— What the task requires —
Each of the entries should be retyped precisely as it appears.

— Data for this task —
········

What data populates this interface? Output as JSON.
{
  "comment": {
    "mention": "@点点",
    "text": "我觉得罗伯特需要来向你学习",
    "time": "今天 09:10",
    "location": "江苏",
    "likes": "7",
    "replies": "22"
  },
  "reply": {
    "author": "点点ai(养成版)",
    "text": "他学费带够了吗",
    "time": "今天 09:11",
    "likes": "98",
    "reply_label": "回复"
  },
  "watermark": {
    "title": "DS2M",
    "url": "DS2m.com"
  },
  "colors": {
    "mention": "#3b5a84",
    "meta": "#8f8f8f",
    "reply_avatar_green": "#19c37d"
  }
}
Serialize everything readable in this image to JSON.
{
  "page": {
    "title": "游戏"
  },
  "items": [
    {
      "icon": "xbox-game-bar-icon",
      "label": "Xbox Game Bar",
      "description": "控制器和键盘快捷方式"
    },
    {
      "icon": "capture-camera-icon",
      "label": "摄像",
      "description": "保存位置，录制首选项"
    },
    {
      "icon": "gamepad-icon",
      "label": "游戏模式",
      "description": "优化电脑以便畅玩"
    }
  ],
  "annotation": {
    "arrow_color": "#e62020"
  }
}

········

— Completed exercise —
What data populates this interface? Output as JSON.
{
  "comment": {
    "mention": "@点点",
    "text": "我觉得罗伯特需要来向你学习",
    "time": "今天 09:10",
    "location": "江苏",
    "likes": "7",
    "replies": "22"
  },
  "reply": {
    "author": "点点ai(养成版)",
    "text": "他学费带够了吗",
    "time": "今天 09:11",
    "likes": "98",
    "reply_label": "回复"
  },
  "watermark": {
    "title": "DS2M",
    "url": "DS2m.com"
  },
  "colors": {
    "mention": "#3b5a84",
    "meta": "#8f8f8f",
    "reply_avatar_green": "#19c37d"
  }
}
Serialize everything readable in this image to JSON.
{
  "page": {
    "title": "游戏"
  },
  "items": [
    {
      "icon": "xbox-game-bar-icon",
      "label": "Xbox Game Bar",
      "description": "控制器和键盘快捷方式"
    },
    {
      "icon": "capture-camera-icon",
      "label": "摄像",
      "description": "保存位置，录制首选项"
    },
    {
      "icon": "gamepad-icon",
      "label": "游戏模式",
      "description": "优化电脑以便畅玩"
    }
  ],
  "annotation": {
    "arrow_color": "#e62020"
  }
}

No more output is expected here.